# [WHAT YOU NEED TO DO]
Find each line with the string "excitation" and copy it.

# [DATA FOR THIS TASK]

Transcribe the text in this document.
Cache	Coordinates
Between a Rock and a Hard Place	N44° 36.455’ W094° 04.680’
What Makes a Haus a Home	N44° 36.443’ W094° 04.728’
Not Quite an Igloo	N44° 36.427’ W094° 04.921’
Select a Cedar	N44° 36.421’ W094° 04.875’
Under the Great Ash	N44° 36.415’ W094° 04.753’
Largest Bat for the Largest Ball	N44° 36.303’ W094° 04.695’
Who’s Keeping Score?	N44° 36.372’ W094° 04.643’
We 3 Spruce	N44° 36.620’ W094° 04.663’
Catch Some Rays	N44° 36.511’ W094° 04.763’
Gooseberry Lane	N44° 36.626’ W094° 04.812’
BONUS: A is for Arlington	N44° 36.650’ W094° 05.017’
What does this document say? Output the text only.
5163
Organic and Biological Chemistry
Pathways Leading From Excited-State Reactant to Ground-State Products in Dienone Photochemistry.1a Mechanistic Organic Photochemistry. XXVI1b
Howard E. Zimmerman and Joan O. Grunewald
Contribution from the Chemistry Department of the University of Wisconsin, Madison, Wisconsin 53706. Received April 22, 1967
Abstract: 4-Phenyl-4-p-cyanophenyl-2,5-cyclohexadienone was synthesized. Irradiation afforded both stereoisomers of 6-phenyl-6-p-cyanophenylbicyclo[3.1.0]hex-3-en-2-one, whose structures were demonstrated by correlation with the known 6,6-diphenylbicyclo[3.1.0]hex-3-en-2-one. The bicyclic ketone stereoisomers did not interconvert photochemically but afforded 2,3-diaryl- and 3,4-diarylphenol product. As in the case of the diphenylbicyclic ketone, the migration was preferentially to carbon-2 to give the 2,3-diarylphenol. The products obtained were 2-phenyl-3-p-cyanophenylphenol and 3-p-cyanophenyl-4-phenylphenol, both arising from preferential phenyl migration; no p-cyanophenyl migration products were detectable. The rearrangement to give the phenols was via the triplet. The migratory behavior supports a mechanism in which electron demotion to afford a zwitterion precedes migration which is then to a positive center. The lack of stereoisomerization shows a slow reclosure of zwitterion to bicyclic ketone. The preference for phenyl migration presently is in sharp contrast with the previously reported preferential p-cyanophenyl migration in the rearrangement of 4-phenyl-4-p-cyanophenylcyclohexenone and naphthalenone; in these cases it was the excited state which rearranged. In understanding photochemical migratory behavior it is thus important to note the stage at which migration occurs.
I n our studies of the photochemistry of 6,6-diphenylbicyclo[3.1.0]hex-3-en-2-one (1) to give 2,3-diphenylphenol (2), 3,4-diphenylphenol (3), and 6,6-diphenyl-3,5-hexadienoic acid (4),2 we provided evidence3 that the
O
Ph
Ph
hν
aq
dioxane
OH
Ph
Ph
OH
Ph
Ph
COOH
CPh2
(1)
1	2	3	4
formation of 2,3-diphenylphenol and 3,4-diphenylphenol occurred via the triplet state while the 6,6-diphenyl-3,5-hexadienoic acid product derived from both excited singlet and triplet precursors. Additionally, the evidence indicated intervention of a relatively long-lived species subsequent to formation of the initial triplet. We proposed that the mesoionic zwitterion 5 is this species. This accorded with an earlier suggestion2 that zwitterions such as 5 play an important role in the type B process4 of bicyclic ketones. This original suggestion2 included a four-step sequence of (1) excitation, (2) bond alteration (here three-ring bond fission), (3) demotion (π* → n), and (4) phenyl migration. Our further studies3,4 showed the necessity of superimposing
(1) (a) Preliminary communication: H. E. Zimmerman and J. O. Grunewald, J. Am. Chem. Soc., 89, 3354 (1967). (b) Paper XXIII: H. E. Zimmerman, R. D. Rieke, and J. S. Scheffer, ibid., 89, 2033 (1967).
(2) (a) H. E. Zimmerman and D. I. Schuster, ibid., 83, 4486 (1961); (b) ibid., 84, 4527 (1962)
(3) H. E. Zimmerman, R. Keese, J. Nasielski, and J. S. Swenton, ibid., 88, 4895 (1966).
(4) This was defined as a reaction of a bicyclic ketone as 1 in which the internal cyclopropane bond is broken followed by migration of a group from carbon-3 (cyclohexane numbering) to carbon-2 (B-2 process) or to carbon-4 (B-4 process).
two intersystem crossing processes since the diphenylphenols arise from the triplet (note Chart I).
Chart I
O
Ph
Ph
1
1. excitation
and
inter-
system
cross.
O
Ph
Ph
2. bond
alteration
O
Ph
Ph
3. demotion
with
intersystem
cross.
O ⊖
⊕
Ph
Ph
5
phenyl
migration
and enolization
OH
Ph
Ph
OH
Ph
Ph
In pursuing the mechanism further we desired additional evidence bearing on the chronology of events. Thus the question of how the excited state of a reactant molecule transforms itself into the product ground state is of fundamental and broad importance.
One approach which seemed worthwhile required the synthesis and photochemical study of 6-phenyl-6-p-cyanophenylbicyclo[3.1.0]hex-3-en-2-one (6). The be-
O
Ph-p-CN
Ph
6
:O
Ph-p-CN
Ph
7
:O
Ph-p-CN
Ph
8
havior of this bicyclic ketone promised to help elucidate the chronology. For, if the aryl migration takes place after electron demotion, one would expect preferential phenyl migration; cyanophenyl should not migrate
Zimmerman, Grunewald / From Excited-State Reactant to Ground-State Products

# [TASK ANSWER]
formation of 2,3-diphenylphenol and 3,4-diphenylphenol occurred via the triplet state while the 6,6-diphenyl-3,5-hexadienoic acid product derived from both excited singlet and triplet precursors. Additionally, the evidence indicated intervention of a relatively long-lived species subsequent to formation of the initial triplet. We proposed that the mesoionic zwitterion 5 is this species. This accorded with an earlier suggestion2 that zwitterions such as 5 play an important role in the type B process4 of bicyclic ketones. This original suggestion2 included a four-step sequence of (1) excitation, (2) bond alteration (here three-ring bond fission), (3) demotion (π* → n), and (4) phenyl migration. Our further studies3,4 showed the necessity of superimposing
1. excitation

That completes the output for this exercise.